(Dataset entries on figures)
···

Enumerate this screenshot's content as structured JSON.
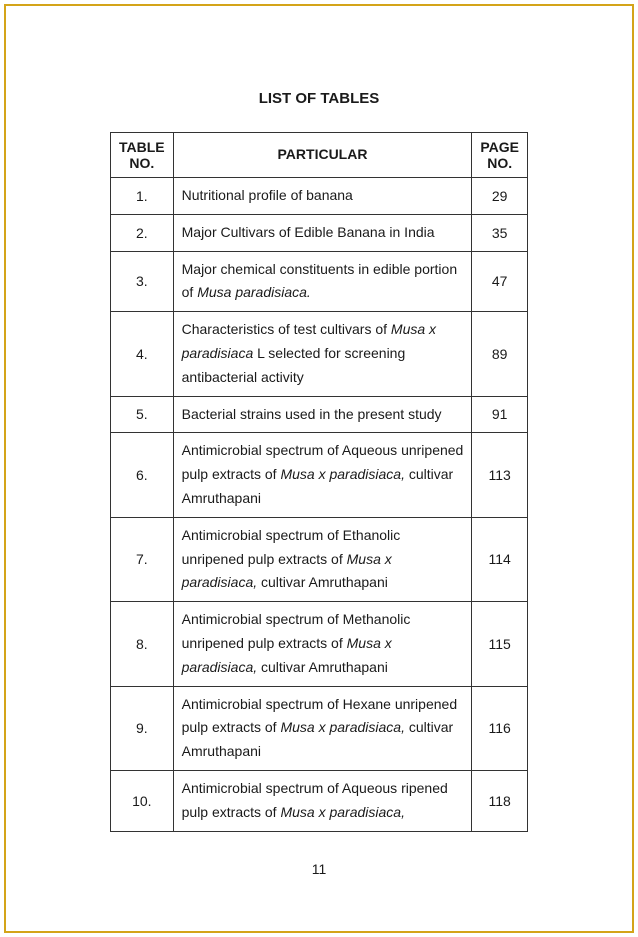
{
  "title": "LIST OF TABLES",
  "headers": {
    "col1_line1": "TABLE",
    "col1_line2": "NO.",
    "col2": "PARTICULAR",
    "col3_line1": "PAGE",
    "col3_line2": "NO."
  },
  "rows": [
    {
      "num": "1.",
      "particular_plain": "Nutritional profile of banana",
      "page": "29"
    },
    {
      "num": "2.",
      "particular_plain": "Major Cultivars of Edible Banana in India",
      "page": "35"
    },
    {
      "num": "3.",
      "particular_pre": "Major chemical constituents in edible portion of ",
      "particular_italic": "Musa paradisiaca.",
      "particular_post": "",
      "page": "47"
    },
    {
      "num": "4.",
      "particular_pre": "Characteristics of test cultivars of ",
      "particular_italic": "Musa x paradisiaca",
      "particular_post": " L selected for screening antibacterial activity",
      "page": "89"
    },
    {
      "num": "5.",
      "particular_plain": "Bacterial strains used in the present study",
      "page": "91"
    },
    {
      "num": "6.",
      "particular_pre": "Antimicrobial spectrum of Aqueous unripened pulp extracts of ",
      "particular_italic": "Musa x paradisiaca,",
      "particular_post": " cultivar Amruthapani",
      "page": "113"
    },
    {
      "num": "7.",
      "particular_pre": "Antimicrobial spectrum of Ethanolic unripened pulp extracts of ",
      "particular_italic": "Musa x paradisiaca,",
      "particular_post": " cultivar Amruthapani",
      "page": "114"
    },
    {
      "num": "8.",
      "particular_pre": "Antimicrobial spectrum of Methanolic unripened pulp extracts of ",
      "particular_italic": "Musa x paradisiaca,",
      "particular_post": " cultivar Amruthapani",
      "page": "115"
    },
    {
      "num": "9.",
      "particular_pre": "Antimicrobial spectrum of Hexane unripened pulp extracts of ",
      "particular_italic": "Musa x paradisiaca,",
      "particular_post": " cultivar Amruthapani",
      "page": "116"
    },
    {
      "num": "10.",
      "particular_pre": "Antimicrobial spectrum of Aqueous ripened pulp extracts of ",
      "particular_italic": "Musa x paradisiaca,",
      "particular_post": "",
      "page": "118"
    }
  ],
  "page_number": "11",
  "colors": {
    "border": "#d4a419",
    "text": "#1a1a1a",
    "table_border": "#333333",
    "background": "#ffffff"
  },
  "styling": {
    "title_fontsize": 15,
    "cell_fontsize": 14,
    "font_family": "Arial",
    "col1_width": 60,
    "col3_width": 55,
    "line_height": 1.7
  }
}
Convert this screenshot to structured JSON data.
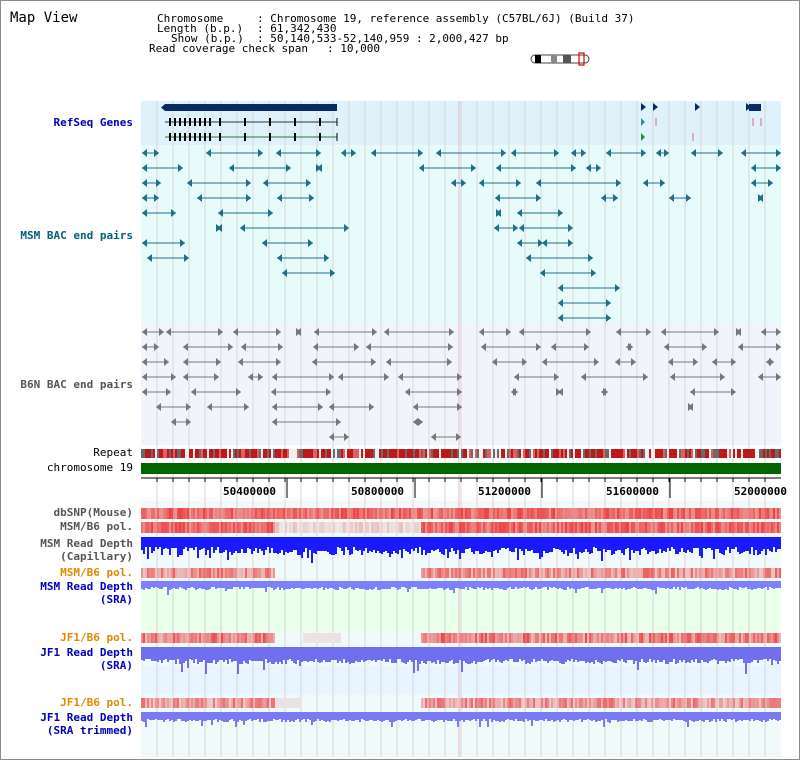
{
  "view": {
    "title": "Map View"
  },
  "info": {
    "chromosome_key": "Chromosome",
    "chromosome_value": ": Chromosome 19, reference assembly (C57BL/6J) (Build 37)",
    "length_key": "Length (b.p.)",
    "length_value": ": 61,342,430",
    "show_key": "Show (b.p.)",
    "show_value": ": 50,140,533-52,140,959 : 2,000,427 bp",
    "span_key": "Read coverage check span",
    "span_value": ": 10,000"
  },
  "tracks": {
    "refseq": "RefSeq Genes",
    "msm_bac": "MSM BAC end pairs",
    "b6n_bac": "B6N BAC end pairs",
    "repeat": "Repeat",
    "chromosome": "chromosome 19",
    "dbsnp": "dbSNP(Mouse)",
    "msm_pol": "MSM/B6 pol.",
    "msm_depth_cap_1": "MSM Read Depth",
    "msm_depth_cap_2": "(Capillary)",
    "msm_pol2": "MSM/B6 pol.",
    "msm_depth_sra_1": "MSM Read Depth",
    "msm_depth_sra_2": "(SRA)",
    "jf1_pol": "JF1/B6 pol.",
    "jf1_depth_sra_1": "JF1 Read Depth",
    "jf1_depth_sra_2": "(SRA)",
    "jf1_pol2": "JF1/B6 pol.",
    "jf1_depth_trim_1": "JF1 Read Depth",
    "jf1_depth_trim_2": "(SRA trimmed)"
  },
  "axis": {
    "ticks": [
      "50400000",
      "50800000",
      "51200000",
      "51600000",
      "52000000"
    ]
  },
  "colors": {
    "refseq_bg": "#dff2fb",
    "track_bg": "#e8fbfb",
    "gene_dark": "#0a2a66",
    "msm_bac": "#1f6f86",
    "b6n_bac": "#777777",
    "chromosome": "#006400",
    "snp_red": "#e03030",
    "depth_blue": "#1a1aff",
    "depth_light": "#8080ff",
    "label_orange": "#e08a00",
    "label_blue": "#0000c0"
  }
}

···

THE PROBLEM:
Using the records above, filter out every line that lacks the string "structured" and copy the rest.

RESPONSE TO THE TASK:
Enumerate this screenshot's content as structured JSON.
Convert this screenshot to structured JSON data.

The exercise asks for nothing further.